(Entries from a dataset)
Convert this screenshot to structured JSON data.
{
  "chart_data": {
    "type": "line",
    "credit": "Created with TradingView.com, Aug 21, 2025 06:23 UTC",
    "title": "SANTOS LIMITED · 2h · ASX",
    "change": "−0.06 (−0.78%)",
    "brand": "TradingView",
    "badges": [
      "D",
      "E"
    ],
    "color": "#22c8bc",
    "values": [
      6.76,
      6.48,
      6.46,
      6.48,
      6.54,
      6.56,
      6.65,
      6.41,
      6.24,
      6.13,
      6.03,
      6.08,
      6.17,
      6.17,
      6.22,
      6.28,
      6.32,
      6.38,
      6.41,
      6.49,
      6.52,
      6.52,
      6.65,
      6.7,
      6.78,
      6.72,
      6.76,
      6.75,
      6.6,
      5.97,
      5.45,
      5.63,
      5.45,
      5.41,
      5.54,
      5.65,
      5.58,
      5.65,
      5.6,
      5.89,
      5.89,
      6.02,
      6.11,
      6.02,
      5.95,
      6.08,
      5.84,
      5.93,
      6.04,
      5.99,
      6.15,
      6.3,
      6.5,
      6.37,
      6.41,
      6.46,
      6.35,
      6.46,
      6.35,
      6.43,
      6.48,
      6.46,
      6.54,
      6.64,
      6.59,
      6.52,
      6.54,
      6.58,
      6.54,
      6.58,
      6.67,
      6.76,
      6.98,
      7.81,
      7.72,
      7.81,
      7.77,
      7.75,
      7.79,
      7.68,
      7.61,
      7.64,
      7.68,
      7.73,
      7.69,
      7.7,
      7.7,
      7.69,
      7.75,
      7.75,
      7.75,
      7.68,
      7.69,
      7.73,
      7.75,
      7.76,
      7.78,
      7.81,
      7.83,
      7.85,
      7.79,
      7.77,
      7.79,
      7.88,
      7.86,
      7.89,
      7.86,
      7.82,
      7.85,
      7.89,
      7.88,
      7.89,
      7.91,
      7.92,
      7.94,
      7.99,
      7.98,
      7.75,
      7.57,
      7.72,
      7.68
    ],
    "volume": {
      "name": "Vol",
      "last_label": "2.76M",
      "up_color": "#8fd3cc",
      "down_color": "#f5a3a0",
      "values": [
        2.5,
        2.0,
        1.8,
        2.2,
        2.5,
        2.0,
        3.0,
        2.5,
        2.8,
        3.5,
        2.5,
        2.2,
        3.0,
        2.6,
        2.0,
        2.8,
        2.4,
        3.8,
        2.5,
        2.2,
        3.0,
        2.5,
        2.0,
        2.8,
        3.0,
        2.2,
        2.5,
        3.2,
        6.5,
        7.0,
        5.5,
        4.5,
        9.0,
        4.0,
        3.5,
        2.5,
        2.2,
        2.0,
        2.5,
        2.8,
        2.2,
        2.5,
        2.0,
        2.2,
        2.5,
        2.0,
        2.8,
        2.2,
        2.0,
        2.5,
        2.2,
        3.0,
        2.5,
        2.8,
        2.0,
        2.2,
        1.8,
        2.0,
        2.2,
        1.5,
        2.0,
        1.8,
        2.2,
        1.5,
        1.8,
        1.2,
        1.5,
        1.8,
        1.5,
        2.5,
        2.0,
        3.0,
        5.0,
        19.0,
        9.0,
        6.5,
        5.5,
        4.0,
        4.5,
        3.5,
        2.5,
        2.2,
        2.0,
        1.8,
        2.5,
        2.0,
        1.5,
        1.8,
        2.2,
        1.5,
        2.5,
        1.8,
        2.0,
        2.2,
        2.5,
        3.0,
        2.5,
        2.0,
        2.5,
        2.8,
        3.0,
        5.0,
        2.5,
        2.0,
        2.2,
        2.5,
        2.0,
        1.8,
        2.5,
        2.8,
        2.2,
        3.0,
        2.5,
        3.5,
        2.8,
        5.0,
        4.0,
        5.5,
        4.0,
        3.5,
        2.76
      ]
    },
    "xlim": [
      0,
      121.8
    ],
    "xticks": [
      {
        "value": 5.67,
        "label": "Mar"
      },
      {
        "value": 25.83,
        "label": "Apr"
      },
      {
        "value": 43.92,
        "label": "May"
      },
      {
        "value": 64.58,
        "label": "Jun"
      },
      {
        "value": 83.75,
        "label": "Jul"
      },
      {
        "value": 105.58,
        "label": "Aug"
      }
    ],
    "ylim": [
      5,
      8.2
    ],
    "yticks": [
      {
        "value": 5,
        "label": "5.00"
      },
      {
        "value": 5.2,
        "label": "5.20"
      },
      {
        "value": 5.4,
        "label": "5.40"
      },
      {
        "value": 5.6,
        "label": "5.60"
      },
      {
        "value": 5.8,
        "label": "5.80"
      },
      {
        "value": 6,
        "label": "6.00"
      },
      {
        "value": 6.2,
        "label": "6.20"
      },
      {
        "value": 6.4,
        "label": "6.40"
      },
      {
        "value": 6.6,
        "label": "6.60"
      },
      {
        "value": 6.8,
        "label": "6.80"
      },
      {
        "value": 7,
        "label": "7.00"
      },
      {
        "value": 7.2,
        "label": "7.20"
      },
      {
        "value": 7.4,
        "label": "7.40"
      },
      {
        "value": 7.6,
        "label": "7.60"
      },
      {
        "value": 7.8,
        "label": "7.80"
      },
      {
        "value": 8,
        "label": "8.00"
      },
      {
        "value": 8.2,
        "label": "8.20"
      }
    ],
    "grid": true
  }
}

#### Instructions for the task
Without leaving anything out, quote all the data.

#### Expected output
Convert this screenshot to structured JSON data.
{
  "chart_data": {
    "type": "line",
    "credit": "Created with TradingView.com, Aug 21, 2025 06:23 UTC",
    "title": "SANTOS LIMITED · 2h · ASX",
    "change": "−0.06 (−0.78%)",
    "brand": "TradingView",
    "badges": [
      "D",
      "E"
    ],
    "color": "#22c8bc",
    "values": [
      6.76,
      6.48,
      6.46,
      6.48,
      6.54,
      6.56,
      6.65,
      6.41,
      6.24,
      6.13,
      6.03,
      6.08,
      6.17,
      6.17,
      6.22,
      6.28,
      6.32,
      6.38,
      6.41,
      6.49,
      6.52,
      6.52,
      6.65,
      6.7,
      6.78,
      6.72,
      6.76,
      6.75,
      6.6,
      5.97,
      5.45,
      5.63,
      5.45,
      5.41,
      5.54,
      5.65,
      5.58,
      5.65,
      5.6,
      5.89,
      5.89,
      6.02,
      6.11,
      6.02,
      5.95,
      6.08,
      5.84,
      5.93,
      6.04,
      5.99,
      6.15,
      6.3,
      6.5,
      6.37,
      6.41,
      6.46,
      6.35,
      6.46,
      6.35,
      6.43,
      6.48,
      6.46,
      6.54,
      6.64,
      6.59,
      6.52,
      6.54,
      6.58,
      6.54,
      6.58,
      6.67,
      6.76,
      6.98,
      7.81,
      7.72,
      7.81,
      7.77,
      7.75,
      7.79,
      7.68,
      7.61,
      7.64,
      7.68,
      7.73,
      7.69,
      7.7,
      7.7,
      7.69,
      7.75,
      7.75,
      7.75,
      7.68,
      7.69,
      7.73,
      7.75,
      7.76,
      7.78,
      7.81,
      7.83,
      7.85,
      7.79,
      7.77,
      7.79,
      7.88,
      7.86,
      7.89,
      7.86,
      7.82,
      7.85,
      7.89,
      7.88,
      7.89,
      7.91,
      7.92,
      7.94,
      7.99,
      7.98,
      7.75,
      7.57,
      7.72,
      7.68
    ],
    "volume": {
      "name": "Vol",
      "last_label": "2.76M",
      "up_color": "#8fd3cc",
      "down_color": "#f5a3a0",
      "values": [
        2.5,
        2.0,
        1.8,
        2.2,
        2.5,
        2.0,
        3.0,
        2.5,
        2.8,
        3.5,
        2.5,
        2.2,
        3.0,
        2.6,
        2.0,
        2.8,
        2.4,
        3.8,
        2.5,
        2.2,
        3.0,
        2.5,
        2.0,
        2.8,
        3.0,
        2.2,
        2.5,
        3.2,
        6.5,
        7.0,
        5.5,
        4.5,
        9.0,
        4.0,
        3.5,
        2.5,
        2.2,
        2.0,
        2.5,
        2.8,
        2.2,
        2.5,
        2.0,
        2.2,
        2.5,
        2.0,
        2.8,
        2.2,
        2.0,
        2.5,
        2.2,
        3.0,
        2.5,
        2.8,
        2.0,
        2.2,
        1.8,
        2.0,
        2.2,
        1.5,
        2.0,
        1.8,
        2.2,
        1.5,
        1.8,
        1.2,
        1.5,
        1.8,
        1.5,
        2.5,
        2.0,
        3.0,
        5.0,
        19.0,
        9.0,
        6.5,
        5.5,
        4.0,
        4.5,
        3.5,
        2.5,
        2.2,
        2.0,
        1.8,
        2.5,
        2.0,
        1.5,
        1.8,
        2.2,
        1.5,
        2.5,
        1.8,
        2.0,
        2.2,
        2.5,
        3.0,
        2.5,
        2.0,
        2.5,
        2.8,
        3.0,
        5.0,
        2.5,
        2.0,
        2.2,
        2.5,
        2.0,
        1.8,
        2.5,
        2.8,
        2.2,
        3.0,
        2.5,
        3.5,
        2.8,
        5.0,
        4.0,
        5.5,
        4.0,
        3.5,
        2.76
      ]
    },
    "xlim": [
      0,
      121.8
    ],
    "xticks": [
      {
        "value": 5.67,
        "label": "Mar"
      },
      {
        "value": 25.83,
        "label": "Apr"
      },
      {
        "value": 43.92,
        "label": "May"
      },
      {
        "value": 64.58,
        "label": "Jun"
      },
      {
        "value": 83.75,
        "label": "Jul"
      },
      {
        "value": 105.58,
        "label": "Aug"
      }
    ],
    "ylim": [
      5,
      8.2
    ],
    "yticks": [
      {
        "value": 5,
        "label": "5.00"
      },
      {
        "value": 5.2,
        "label": "5.20"
      },
      {
        "value": 5.4,
        "label": "5.40"
      },
      {
        "value": 5.6,
        "label": "5.60"
      },
      {
        "value": 5.8,
        "label": "5.80"
      },
      {
        "value": 6,
        "label": "6.00"
      },
      {
        "value": 6.2,
        "label": "6.20"
      },
      {
        "value": 6.4,
        "label": "6.40"
      },
      {
        "value": 6.6,
        "label": "6.60"
      },
      {
        "value": 6.8,
        "label": "6.80"
      },
      {
        "value": 7,
        "label": "7.00"
      },
      {
        "value": 7.2,
        "label": "7.20"
      },
      {
        "value": 7.4,
        "label": "7.40"
      },
      {
        "value": 7.6,
        "label": "7.60"
      },
      {
        "value": 7.8,
        "label": "7.80"
      },
      {
        "value": 8,
        "label": "8.00"
      },
      {
        "value": 8.2,
        "label": "8.20"
      }
    ],
    "grid": true
  }
}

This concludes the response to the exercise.